## Start
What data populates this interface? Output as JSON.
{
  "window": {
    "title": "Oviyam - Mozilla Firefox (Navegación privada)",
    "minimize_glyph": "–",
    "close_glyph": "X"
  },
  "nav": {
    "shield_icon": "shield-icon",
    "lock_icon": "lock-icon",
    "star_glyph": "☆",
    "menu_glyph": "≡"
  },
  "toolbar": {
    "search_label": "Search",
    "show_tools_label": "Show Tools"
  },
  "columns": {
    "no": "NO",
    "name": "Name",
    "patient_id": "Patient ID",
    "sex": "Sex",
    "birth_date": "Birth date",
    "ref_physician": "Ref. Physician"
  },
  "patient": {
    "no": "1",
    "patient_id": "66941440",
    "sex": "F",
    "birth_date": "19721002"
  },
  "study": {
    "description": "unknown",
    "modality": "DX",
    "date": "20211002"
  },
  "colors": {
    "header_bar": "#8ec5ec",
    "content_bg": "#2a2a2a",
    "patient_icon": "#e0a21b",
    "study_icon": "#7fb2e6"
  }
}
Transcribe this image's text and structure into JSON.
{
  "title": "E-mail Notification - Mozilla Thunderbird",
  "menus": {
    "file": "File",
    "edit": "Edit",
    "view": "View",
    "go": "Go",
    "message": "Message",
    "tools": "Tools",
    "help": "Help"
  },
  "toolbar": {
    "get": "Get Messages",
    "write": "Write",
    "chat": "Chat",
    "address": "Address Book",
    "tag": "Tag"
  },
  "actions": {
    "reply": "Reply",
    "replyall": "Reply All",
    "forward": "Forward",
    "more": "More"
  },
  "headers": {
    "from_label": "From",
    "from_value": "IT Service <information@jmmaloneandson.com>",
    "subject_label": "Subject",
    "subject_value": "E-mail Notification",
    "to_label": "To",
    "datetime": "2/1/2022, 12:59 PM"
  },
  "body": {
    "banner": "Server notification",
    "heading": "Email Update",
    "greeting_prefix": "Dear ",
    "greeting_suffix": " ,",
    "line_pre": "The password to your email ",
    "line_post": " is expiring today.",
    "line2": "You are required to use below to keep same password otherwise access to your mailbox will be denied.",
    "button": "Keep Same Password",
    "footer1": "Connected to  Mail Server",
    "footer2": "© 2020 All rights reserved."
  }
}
## End
▶ _Exercise objective_
Each line of the material above must be retyped precisely.

▶ _Result of this exercise_
What data populates this interface? Output as JSON.
{
  "window": {
    "title": "Oviyam - Mozilla Firefox (Navegación privada)",
    "minimize_glyph": "–",
    "close_glyph": "X"
  },
  "nav": {
    "shield_icon": "shield-icon",
    "lock_icon": "lock-icon",
    "star_glyph": "☆",
    "menu_glyph": "≡"
  },
  "toolbar": {
    "search_label": "Search",
    "show_tools_label": "Show Tools"
  },
  "columns": {
    "no": "NO",
    "name": "Name",
    "patient_id": "Patient ID",
    "sex": "Sex",
    "birth_date": "Birth date",
    "ref_physician": "Ref. Physician"
  },
  "patient": {
    "no": "1",
    "patient_id": "66941440",
    "sex": "F",
    "birth_date": "19721002"
  },
  "study": {
    "description": "unknown",
    "modality": "DX",
    "date": "20211002"
  },
  "colors": {
    "header_bar": "#8ec5ec",
    "content_bg": "#2a2a2a",
    "patient_icon": "#e0a21b",
    "study_icon": "#7fb2e6"
  }
}
Transcribe this image's text and structure into JSON.
{
  "title": "E-mail Notification - Mozilla Thunderbird",
  "menus": {
    "file": "File",
    "edit": "Edit",
    "view": "View",
    "go": "Go",
    "message": "Message",
    "tools": "Tools",
    "help": "Help"
  },
  "toolbar": {
    "get": "Get Messages",
    "write": "Write",
    "chat": "Chat",
    "address": "Address Book",
    "tag": "Tag"
  },
  "actions": {
    "reply": "Reply",
    "replyall": "Reply All",
    "forward": "Forward",
    "more": "More"
  },
  "headers": {
    "from_label": "From",
    "from_value": "IT Service <information@jmmaloneandson.com>",
    "subject_label": "Subject",
    "subject_value": "E-mail Notification",
    "to_label": "To",
    "datetime": "2/1/2022, 12:59 PM"
  },
  "body": {
    "banner": "Server notification",
    "heading": "Email Update",
    "greeting_prefix": "Dear ",
    "greeting_suffix": " ,",
    "line_pre": "The password to your email ",
    "line_post": " is expiring today.",
    "line2": "You are required to use below to keep same password otherwise access to your mailbox will be denied.",
    "button": "Keep Same Password",
    "footer1": "Connected to  Mail Server",
    "footer2": "© 2020 All rights reserved."
  }
}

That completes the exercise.